▶ [PASSAGE GIVEN]:

######

Sabzian Selects (Again): Week 24

Sabzian Selects (Again): Week 24

This Saturday, outdoor cafes reopen in Belgium after almost seven months of closure. To get into the mood or dream of better times when we’re welcome inside again till the early hours, here’s a round of three bar films on Sabzian. 

A pub crawl through the history of film could start in one of the joints in Jim Jarmusch’s Coffee and Cigarettes (2003), continue in the Golden Horn from Barfly (Barbet Schroeder, 1987) to hang out with Mickey Rourke and Faye Dunaway, and finish in Béla Tarr’s Titanik Bar from Damnation (1988) or at the bar called Novel that the characters in Hong Sang-soo’s The Day He Arrives (2011) keep ending up in.

######

▶ [RECORDS PROVIDED]:
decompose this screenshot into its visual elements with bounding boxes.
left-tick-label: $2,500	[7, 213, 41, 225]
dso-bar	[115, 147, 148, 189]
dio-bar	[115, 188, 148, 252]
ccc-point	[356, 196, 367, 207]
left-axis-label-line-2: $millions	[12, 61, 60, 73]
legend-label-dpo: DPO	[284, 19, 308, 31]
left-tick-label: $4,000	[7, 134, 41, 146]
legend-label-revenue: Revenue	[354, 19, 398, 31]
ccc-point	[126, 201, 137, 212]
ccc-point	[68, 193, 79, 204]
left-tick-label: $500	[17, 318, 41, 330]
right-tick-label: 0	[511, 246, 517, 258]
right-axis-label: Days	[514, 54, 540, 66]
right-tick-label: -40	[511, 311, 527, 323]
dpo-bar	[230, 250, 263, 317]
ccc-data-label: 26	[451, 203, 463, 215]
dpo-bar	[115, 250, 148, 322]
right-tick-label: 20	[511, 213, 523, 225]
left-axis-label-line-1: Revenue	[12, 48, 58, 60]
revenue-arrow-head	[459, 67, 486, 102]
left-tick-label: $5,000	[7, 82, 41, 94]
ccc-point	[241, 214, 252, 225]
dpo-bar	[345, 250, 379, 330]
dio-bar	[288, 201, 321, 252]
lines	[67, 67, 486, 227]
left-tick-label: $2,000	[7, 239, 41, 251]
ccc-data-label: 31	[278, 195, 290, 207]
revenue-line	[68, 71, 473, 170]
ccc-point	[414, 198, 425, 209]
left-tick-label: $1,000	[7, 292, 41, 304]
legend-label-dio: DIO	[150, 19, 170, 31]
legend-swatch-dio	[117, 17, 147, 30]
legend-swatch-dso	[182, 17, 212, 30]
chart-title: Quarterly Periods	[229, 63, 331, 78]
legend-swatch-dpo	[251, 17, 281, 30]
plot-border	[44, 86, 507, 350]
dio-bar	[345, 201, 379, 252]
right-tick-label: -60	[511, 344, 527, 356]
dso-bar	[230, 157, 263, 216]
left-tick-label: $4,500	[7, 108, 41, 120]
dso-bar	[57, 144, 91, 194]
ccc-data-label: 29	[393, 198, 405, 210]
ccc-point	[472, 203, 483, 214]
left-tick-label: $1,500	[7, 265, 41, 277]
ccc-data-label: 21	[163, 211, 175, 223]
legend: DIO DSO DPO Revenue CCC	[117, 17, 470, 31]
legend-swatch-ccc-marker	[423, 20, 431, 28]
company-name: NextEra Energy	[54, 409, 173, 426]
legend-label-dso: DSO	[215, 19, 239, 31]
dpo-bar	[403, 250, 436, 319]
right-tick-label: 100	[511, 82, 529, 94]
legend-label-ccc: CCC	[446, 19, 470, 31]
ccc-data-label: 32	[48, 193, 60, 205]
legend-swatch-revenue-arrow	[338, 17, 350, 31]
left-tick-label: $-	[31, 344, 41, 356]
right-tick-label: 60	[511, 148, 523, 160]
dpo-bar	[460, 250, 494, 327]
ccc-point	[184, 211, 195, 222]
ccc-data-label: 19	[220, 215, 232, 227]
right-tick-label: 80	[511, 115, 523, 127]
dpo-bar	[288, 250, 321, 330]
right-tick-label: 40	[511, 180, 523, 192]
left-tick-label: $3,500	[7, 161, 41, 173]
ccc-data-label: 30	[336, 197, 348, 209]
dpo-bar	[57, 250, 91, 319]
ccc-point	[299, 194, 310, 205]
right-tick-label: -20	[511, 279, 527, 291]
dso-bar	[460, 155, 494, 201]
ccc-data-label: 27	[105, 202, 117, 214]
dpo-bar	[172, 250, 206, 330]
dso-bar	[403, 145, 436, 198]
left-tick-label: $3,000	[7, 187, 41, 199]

######

▶ [WORK TO COMPLETE]:
1. Retype the part of the Sabzian Selects passage that opens with the words containing "A pub crawl" and closes with "ending up in.".
2. Echo the entries verbatim, from their first line through the line containing "409, 173, 426]", both ends included.

▶ [RESULTS OF THE TASKS]:
1.
A pub crawl through the history of film could start in one of the joints in Jim Jarmusch’s Coffee and Cigarettes (2003), continue in the Golden Horn from Barfly (Barbet Schroeder, 1987) to hang out with Mickey Rourke and Faye Dunaway, and finish in Béla Tarr’s Titanik Bar from Damnation (1988) or at the bar called Novel that the characters in Hong Sang-soo’s The Day He Arrives (2011) keep ending up in.

2.
decompose this screenshot into its visual elements with bounding boxes.
left-tick-label: $2,500	[7, 213, 41, 225]
dso-bar	[115, 147, 148, 189]
dio-bar	[115, 188, 148, 252]
ccc-point	[356, 196, 367, 207]
left-axis-label-line-2: $millions	[12, 61, 60, 73]
legend-label-dpo: DPO	[284, 19, 308, 31]
left-tick-label: $4,000	[7, 134, 41, 146]
legend-label-revenue: Revenue	[354, 19, 398, 31]
ccc-point	[126, 201, 137, 212]
ccc-point	[68, 193, 79, 204]
left-tick-label: $500	[17, 318, 41, 330]
right-tick-label: 0	[511, 246, 517, 258]
right-axis-label: Days	[514, 54, 540, 66]
right-tick-label: -40	[511, 311, 527, 323]
dpo-bar	[230, 250, 263, 317]
ccc-data-label: 26	[451, 203, 463, 215]
dpo-bar	[115, 250, 148, 322]
right-tick-label: 20	[511, 213, 523, 225]
left-axis-label-line-1: Revenue	[12, 48, 58, 60]
revenue-arrow-head	[459, 67, 486, 102]
left-tick-label: $5,000	[7, 82, 41, 94]
ccc-point	[241, 214, 252, 225]
dpo-bar	[345, 250, 379, 330]
dio-bar	[288, 201, 321, 252]
lines	[67, 67, 486, 227]
left-tick-label: $2,000	[7, 239, 41, 251]
ccc-data-label: 31	[278, 195, 290, 207]
revenue-line	[68, 71, 473, 170]
ccc-point	[414, 198, 425, 209]
left-tick-label: $1,000	[7, 292, 41, 304]
legend-label-dio: DIO	[150, 19, 170, 31]
legend-swatch-dio	[117, 17, 147, 30]
legend-swatch-dso	[182, 17, 212, 30]
chart-title: Quarterly Periods	[229, 63, 331, 78]
legend-swatch-dpo	[251, 17, 281, 30]
plot-border	[44, 86, 507, 350]
dio-bar	[345, 201, 379, 252]
right-tick-label: -60	[511, 344, 527, 356]
dso-bar	[230, 157, 263, 216]
left-tick-label: $4,500	[7, 108, 41, 120]
dso-bar	[57, 144, 91, 194]
ccc-data-label: 29	[393, 198, 405, 210]
ccc-point	[472, 203, 483, 214]
left-tick-label: $1,500	[7, 265, 41, 277]
ccc-data-label: 21	[163, 211, 175, 223]
legend: DIO DSO DPO Revenue CCC	[117, 17, 470, 31]
legend-swatch-ccc-marker	[423, 20, 431, 28]
company-name: NextEra Energy	[54, 409, 173, 426]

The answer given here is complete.